== Extracted records ==
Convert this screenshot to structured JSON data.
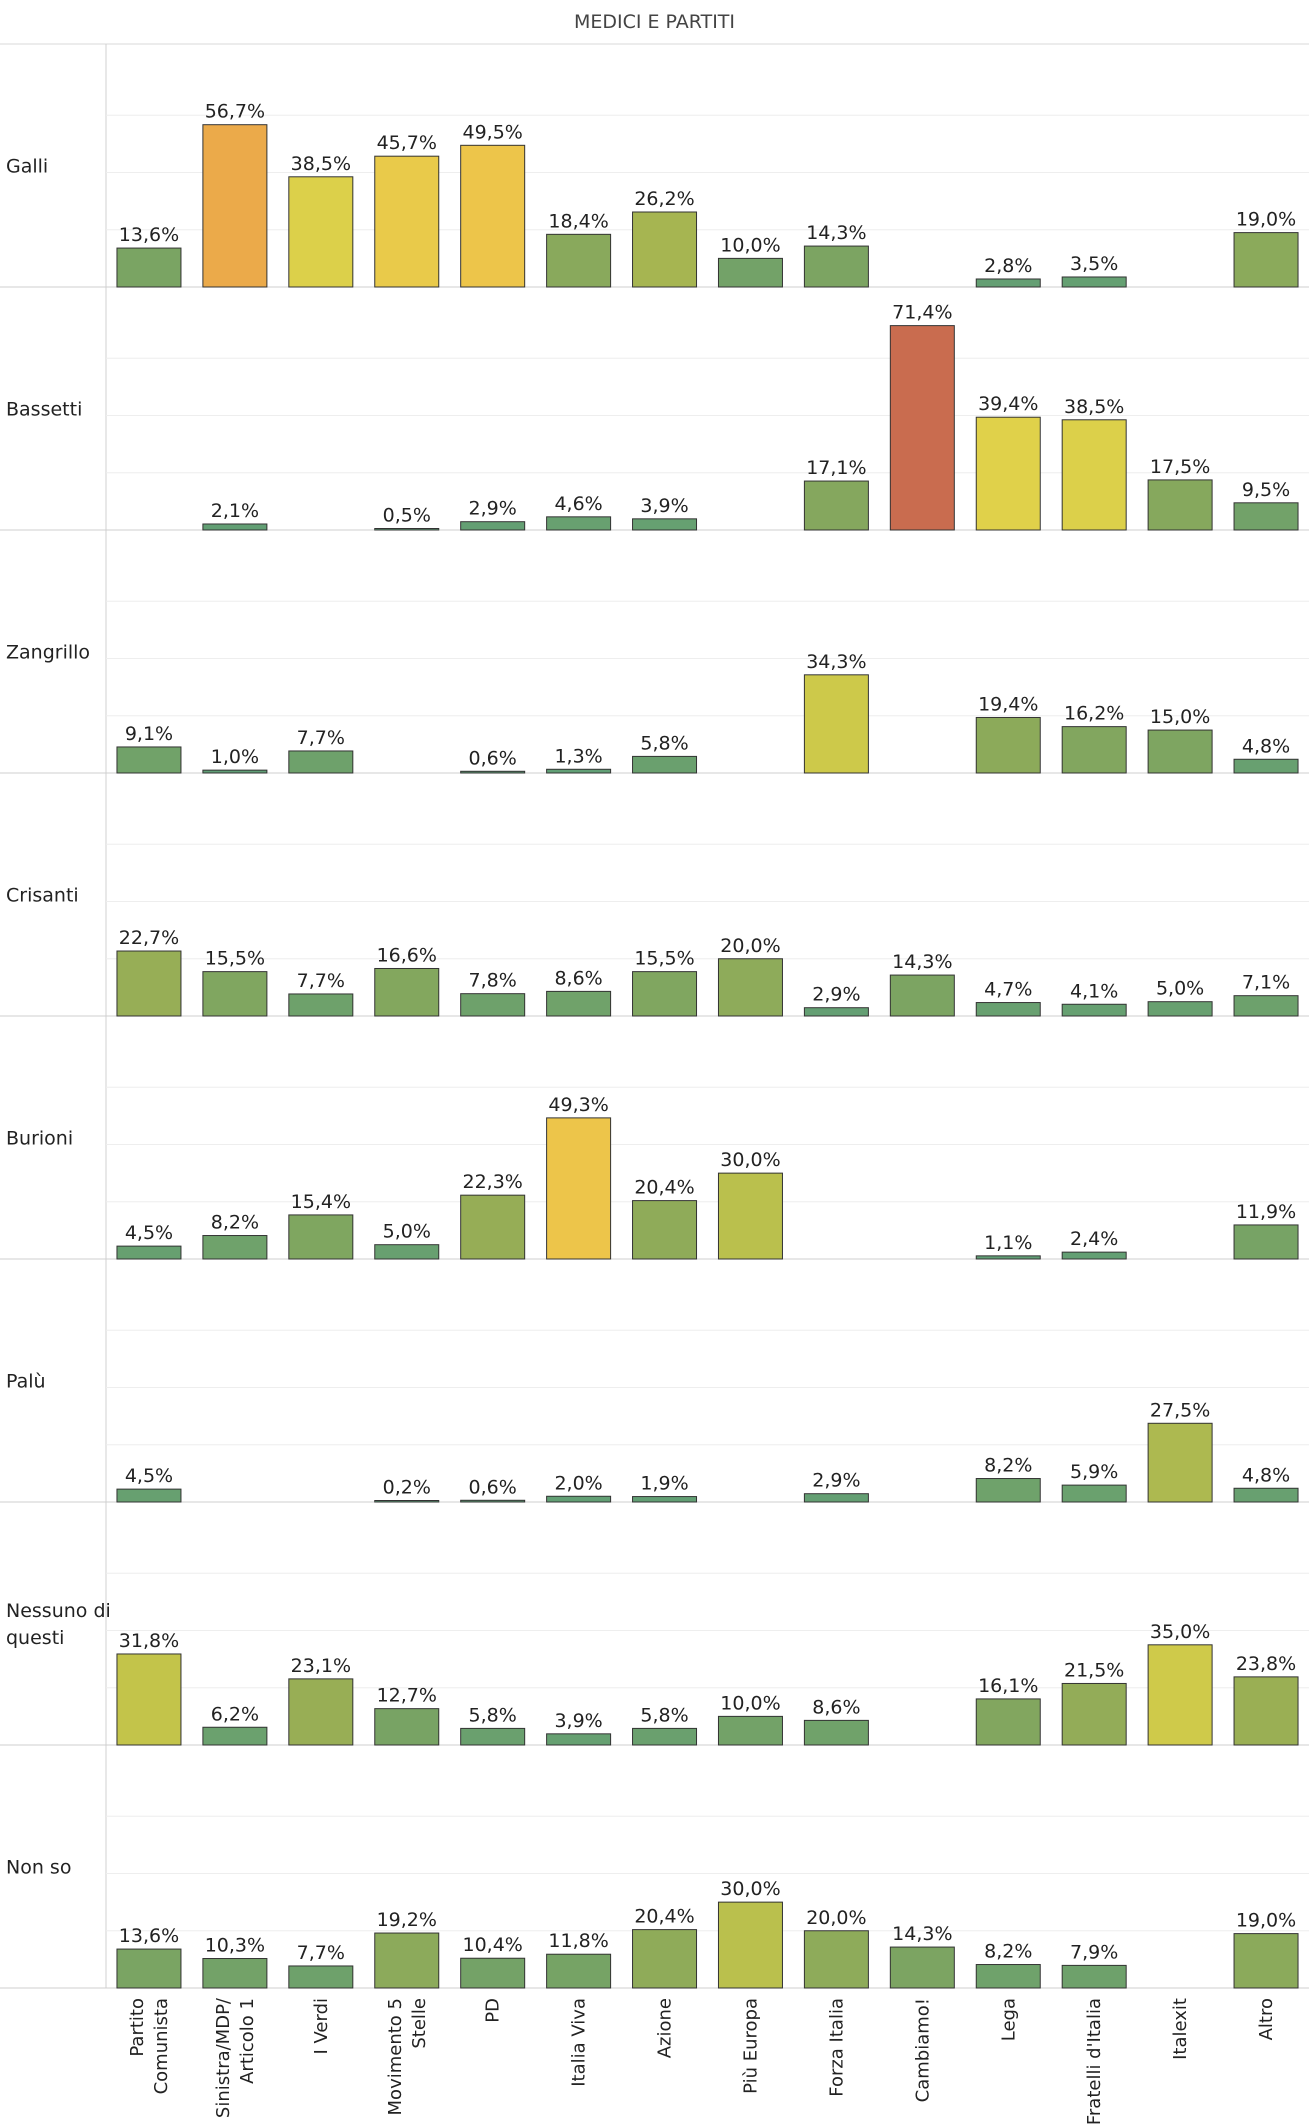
{
  "chart_data": {
    "type": "bar",
    "title": "MEDICI E PARTITI",
    "categories": [
      "Partito Comunista",
      "Sinistra/MDP/ Articolo 1",
      "I Verdi",
      "Movimento 5 Stelle",
      "PD",
      "Italia Viva",
      "Azione",
      "Più Europa",
      "Forza Italia",
      "Cambiamo!",
      "Lega",
      "Fratelli d'Italia",
      "Italexit",
      "Altro"
    ],
    "category_lines": [
      [
        "Partito",
        "Comunista"
      ],
      [
        "Sinistra/MDP/",
        "Articolo 1"
      ],
      [
        "I Verdi"
      ],
      [
        "Movimento 5",
        "Stelle"
      ],
      [
        "PD"
      ],
      [
        "Italia Viva"
      ],
      [
        "Azione"
      ],
      [
        "Più Europa"
      ],
      [
        "Forza Italia"
      ],
      [
        "Cambiamo!"
      ],
      [
        "Lega"
      ],
      [
        "Fratelli d'Italia"
      ],
      [
        "Italexit"
      ],
      [
        "Altro"
      ]
    ],
    "rows": [
      {
        "label_lines": [
          "Galli"
        ],
        "values": [
          13.6,
          56.7,
          38.5,
          45.7,
          49.5,
          18.4,
          26.2,
          10.0,
          14.3,
          null,
          2.8,
          3.5,
          null,
          19.0
        ]
      },
      {
        "label_lines": [
          "Bassetti"
        ],
        "values": [
          null,
          2.1,
          null,
          0.5,
          2.9,
          4.6,
          3.9,
          null,
          17.1,
          71.4,
          39.4,
          38.5,
          17.5,
          9.5
        ]
      },
      {
        "label_lines": [
          "Zangrillo"
        ],
        "values": [
          9.1,
          1.0,
          7.7,
          null,
          0.6,
          1.3,
          5.8,
          null,
          34.3,
          null,
          19.4,
          16.2,
          15.0,
          4.8
        ]
      },
      {
        "label_lines": [
          "Crisanti"
        ],
        "values": [
          22.7,
          15.5,
          7.7,
          16.6,
          7.8,
          8.6,
          15.5,
          20.0,
          2.9,
          14.3,
          4.7,
          4.1,
          5.0,
          7.1
        ]
      },
      {
        "label_lines": [
          "Burioni"
        ],
        "values": [
          4.5,
          8.2,
          15.4,
          5.0,
          22.3,
          49.3,
          20.4,
          30.0,
          null,
          null,
          1.1,
          2.4,
          null,
          11.9
        ]
      },
      {
        "label_lines": [
          "Palù"
        ],
        "values": [
          4.5,
          null,
          null,
          0.2,
          0.6,
          2.0,
          1.9,
          null,
          2.9,
          null,
          8.2,
          5.9,
          27.5,
          4.8
        ]
      },
      {
        "label_lines": [
          "Nessuno di",
          "questi"
        ],
        "values": [
          31.8,
          6.2,
          23.1,
          12.7,
          5.8,
          3.9,
          5.8,
          10.0,
          8.6,
          null,
          16.1,
          21.5,
          35.0,
          23.8
        ]
      },
      {
        "label_lines": [
          "Non so"
        ],
        "values": [
          13.6,
          10.3,
          7.7,
          19.2,
          10.4,
          11.8,
          20.4,
          30.0,
          20.0,
          14.3,
          8.2,
          7.9,
          null,
          19.0
        ]
      }
    ],
    "value_suffix": "%",
    "decimal_separator": ",",
    "ylim": [
      0,
      80
    ],
    "grid": true,
    "legend": "none",
    "color_scale": [
      "#5e9e77",
      "#8bab59",
      "#c3c54a",
      "#e2d24a",
      "#eec44a",
      "#eba94a",
      "#c8694f"
    ]
  }
}
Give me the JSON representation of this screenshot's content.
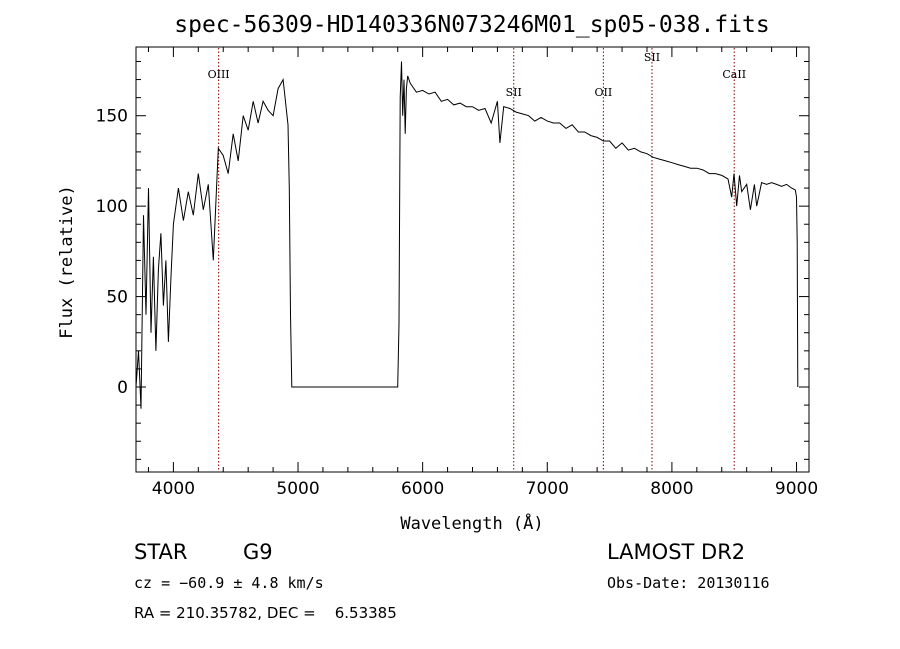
{
  "chart_data": {
    "type": "line",
    "title": "spec-56309-HD140336N073246M01_sp05-038.fits",
    "xlabel": "Wavelength (Å)",
    "ylabel": "Flux (relative)",
    "xlim": [
      3700,
      9100
    ],
    "ylim": [
      -47,
      188
    ],
    "xticks": [
      4000,
      5000,
      6000,
      7000,
      8000,
      9000
    ],
    "yticks": [
      0,
      50,
      100,
      150
    ],
    "grid": false,
    "lines": [
      {
        "name": "OIII",
        "x": 4363
      },
      {
        "name": "SII",
        "x": 6731
      },
      {
        "name": "OII",
        "x": 7450
      },
      {
        "name": "SII",
        "x": 7840
      },
      {
        "name": "CaII",
        "x": 8500
      }
    ],
    "series": [
      {
        "x": [
          3700,
          3720,
          3740,
          3760,
          3780,
          3800,
          3820,
          3840,
          3860,
          3880,
          3900,
          3920,
          3940,
          3960,
          3980,
          4000,
          4040,
          4080,
          4120,
          4160,
          4200,
          4240,
          4280,
          4320,
          4360,
          4400,
          4440,
          4480,
          4520,
          4560,
          4600,
          4640,
          4680,
          4720,
          4760,
          4800,
          4840,
          4880,
          4920,
          4930,
          4940,
          4950,
          5800,
          5810,
          5820,
          5830,
          5840,
          5850,
          5860,
          5870,
          5880,
          5900,
          5950,
          6000,
          6050,
          6100,
          6150,
          6200,
          6250,
          6300,
          6350,
          6400,
          6450,
          6500,
          6550,
          6600,
          6620,
          6650,
          6700,
          6750,
          6800,
          6850,
          6900,
          6950,
          7000,
          7050,
          7100,
          7150,
          7200,
          7250,
          7300,
          7350,
          7400,
          7450,
          7500,
          7550,
          7600,
          7650,
          7700,
          7750,
          7800,
          7850,
          7900,
          7950,
          8000,
          8050,
          8100,
          8150,
          8200,
          8250,
          8300,
          8350,
          8400,
          8450,
          8480,
          8498,
          8520,
          8542,
          8560,
          8600,
          8630,
          8662,
          8680,
          8720,
          8760,
          8800,
          8840,
          8880,
          8920,
          8960,
          8990,
          9000,
          9005,
          9010
        ],
        "values": [
          0,
          20,
          -12,
          95,
          40,
          110,
          30,
          72,
          20,
          65,
          85,
          45,
          70,
          25,
          60,
          90,
          110,
          92,
          108,
          95,
          118,
          98,
          112,
          70,
          132,
          128,
          118,
          140,
          125,
          150,
          142,
          158,
          146,
          158,
          153,
          150,
          165,
          170,
          145,
          110,
          40,
          0,
          0,
          35,
          160,
          180,
          150,
          170,
          140,
          165,
          172,
          168,
          163,
          164,
          162,
          163,
          158,
          159,
          156,
          157,
          155,
          155,
          153,
          154,
          146,
          158,
          135,
          155,
          154,
          152,
          151,
          150,
          147,
          149,
          147,
          146,
          146,
          143,
          145,
          141,
          141,
          139,
          138,
          136,
          136,
          132,
          135,
          131,
          132,
          130,
          129,
          127,
          126,
          125,
          124,
          123,
          122,
          121,
          121,
          120,
          118,
          118,
          117,
          115,
          105,
          118,
          100,
          117,
          108,
          112,
          98,
          112,
          100,
          113,
          112,
          113,
          112,
          111,
          112,
          110,
          109,
          105,
          80,
          0
        ]
      }
    ]
  },
  "info": {
    "object": "STAR",
    "subclass": "G9",
    "survey": "LAMOST DR2",
    "cz": "cz = −60.9 ± 4.8 km/s",
    "obsdate": "Obs-Date: 20130116",
    "radec": "RA = 210.35782, DEC =    6.53385"
  }
}
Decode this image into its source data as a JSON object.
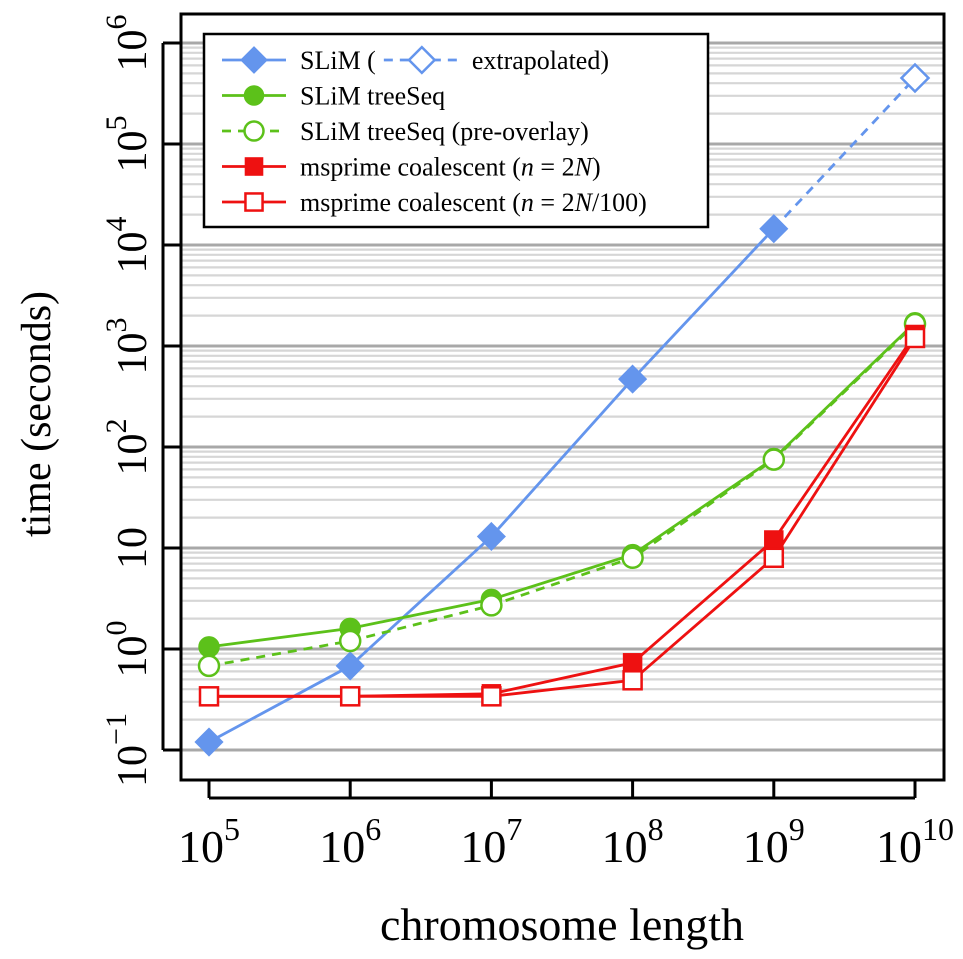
{
  "chart_data": {
    "type": "line",
    "title": "",
    "xlabel": "chromosome length",
    "ylabel": "time (seconds)",
    "x_scale": "log10",
    "y_scale": "log10",
    "xlim": [
      100000,
      10000000000
    ],
    "ylim": [
      0.1,
      1000000
    ],
    "grid": "horizontal",
    "legend_position": "top-left",
    "x_ticks": [
      {
        "value": 100000,
        "base": "10",
        "exp": "5"
      },
      {
        "value": 1000000,
        "base": "10",
        "exp": "6"
      },
      {
        "value": 10000000,
        "base": "10",
        "exp": "7"
      },
      {
        "value": 100000000,
        "base": "10",
        "exp": "8"
      },
      {
        "value": 1000000000,
        "base": "10",
        "exp": "9"
      },
      {
        "value": 10000000000,
        "base": "10",
        "exp": "10"
      }
    ],
    "y_ticks": [
      {
        "value": 0.1,
        "base": "10",
        "exp": "−1"
      },
      {
        "value": 1,
        "base": "10",
        "exp": "0"
      },
      {
        "value": 10,
        "base": "10",
        "exp": ""
      },
      {
        "value": 100,
        "base": "10",
        "exp": "2"
      },
      {
        "value": 1000,
        "base": "10",
        "exp": "3"
      },
      {
        "value": 10000,
        "base": "10",
        "exp": "4"
      },
      {
        "value": 100000,
        "base": "10",
        "exp": "5"
      },
      {
        "value": 1000000,
        "base": "10",
        "exp": "6"
      }
    ],
    "x": [
      100000,
      1000000,
      10000000,
      100000000,
      1000000000,
      10000000000
    ],
    "series": [
      {
        "name": "SLiM",
        "color": "#6495ed",
        "marker": "diamond",
        "filled": true,
        "dash": false,
        "values": [
          0.12,
          0.68,
          13,
          470,
          14500,
          null
        ]
      },
      {
        "name": "extrapolated",
        "color": "#6495ed",
        "marker": "diamond",
        "filled": false,
        "dash": true,
        "values": [
          null,
          null,
          null,
          null,
          14500,
          450000
        ],
        "marker_at": [
          5
        ]
      },
      {
        "name": "SLiM treeSeq",
        "color": "#5cc11a",
        "marker": "circle",
        "filled": true,
        "dash": false,
        "values": [
          1.05,
          1.6,
          3.1,
          8.6,
          77,
          1700
        ]
      },
      {
        "name": "SLiM treeSeq (pre-overlay)",
        "color": "#5cc11a",
        "marker": "circle",
        "filled": false,
        "dash": true,
        "values": [
          0.68,
          1.2,
          2.7,
          8.0,
          75,
          1650
        ]
      },
      {
        "name": "msprime coalescent (n = 2N)",
        "color": "#ee1111",
        "marker": "square",
        "filled": true,
        "dash": false,
        "values": [
          0.34,
          0.34,
          0.36,
          0.73,
          12,
          1300
        ]
      },
      {
        "name": "msprime coalescent (n = 2N/100)",
        "color": "#ee1111",
        "marker": "square",
        "filled": false,
        "dash": false,
        "values": [
          0.34,
          0.34,
          0.34,
          0.49,
          8.0,
          1200
        ]
      }
    ],
    "legend": [
      {
        "marker": "diamond",
        "color": "#6495ed",
        "filled": true,
        "dash": false,
        "label_parts": [
          {
            "t": "SLiM (",
            "i": false
          }
        ],
        "extra": {
          "marker": "diamond",
          "filled": false,
          "dash": true,
          "label": "extrapolated)"
        }
      },
      {
        "marker": "circle",
        "color": "#5cc11a",
        "filled": true,
        "dash": false,
        "label_parts": [
          {
            "t": "SLiM treeSeq",
            "i": false
          }
        ]
      },
      {
        "marker": "circle",
        "color": "#5cc11a",
        "filled": false,
        "dash": true,
        "label_parts": [
          {
            "t": "SLiM treeSeq (pre-overlay)",
            "i": false
          }
        ]
      },
      {
        "marker": "square",
        "color": "#ee1111",
        "filled": true,
        "dash": false,
        "label_parts": [
          {
            "t": "msprime coalescent (",
            "i": false
          },
          {
            "t": "n",
            "i": true
          },
          {
            "t": " = 2",
            "i": false
          },
          {
            "t": "N",
            "i": true
          },
          {
            "t": ")",
            "i": false
          }
        ]
      },
      {
        "marker": "square",
        "color": "#ee1111",
        "filled": false,
        "dash": false,
        "label_parts": [
          {
            "t": "msprime coalescent (",
            "i": false
          },
          {
            "t": "n",
            "i": true
          },
          {
            "t": " = 2",
            "i": false
          },
          {
            "t": "N",
            "i": true
          },
          {
            "t": "/100)",
            "i": false
          }
        ]
      }
    ]
  }
}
===
◆ **Goal of the exercise**: Choose all lines containing the string "treeSeq" and copy them out.

◆ **Written reply**:
        "name": "SLiM treeSeq",
        "name": "SLiM treeSeq (pre-overlay)",
            "t": "SLiM treeSeq",
            "t": "SLiM treeSeq (pre-overlay)",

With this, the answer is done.